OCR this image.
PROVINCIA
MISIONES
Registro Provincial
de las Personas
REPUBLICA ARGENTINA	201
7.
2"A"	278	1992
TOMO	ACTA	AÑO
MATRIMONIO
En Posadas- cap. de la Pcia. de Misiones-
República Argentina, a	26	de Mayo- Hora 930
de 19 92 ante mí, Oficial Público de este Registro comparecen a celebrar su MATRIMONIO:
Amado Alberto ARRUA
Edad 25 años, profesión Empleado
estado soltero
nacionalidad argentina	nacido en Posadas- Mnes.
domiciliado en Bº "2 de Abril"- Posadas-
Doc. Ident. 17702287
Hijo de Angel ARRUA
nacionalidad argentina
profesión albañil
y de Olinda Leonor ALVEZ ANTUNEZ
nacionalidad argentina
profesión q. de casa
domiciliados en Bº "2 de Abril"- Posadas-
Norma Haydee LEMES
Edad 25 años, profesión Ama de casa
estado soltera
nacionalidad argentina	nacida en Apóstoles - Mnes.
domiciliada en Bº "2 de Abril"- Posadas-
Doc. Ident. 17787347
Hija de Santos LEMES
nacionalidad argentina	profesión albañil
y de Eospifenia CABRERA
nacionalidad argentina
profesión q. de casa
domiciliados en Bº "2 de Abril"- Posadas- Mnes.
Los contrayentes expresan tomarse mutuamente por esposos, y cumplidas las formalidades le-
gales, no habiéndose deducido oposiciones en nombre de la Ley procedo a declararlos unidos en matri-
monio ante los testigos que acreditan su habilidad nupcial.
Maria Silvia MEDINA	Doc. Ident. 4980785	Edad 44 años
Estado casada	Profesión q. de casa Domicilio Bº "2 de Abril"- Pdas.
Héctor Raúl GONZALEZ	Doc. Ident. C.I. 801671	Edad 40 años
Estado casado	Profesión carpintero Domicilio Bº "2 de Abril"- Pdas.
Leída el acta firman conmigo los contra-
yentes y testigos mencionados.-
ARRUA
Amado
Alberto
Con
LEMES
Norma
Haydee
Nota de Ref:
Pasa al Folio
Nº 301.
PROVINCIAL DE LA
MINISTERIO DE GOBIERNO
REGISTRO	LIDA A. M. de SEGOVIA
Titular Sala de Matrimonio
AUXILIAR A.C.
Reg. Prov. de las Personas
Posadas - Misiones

============================================================

Exercise prompt >> Going through the entries above, report how many lines include the string "Abril". The number alone is the answer.

Answer for this exercise >> 6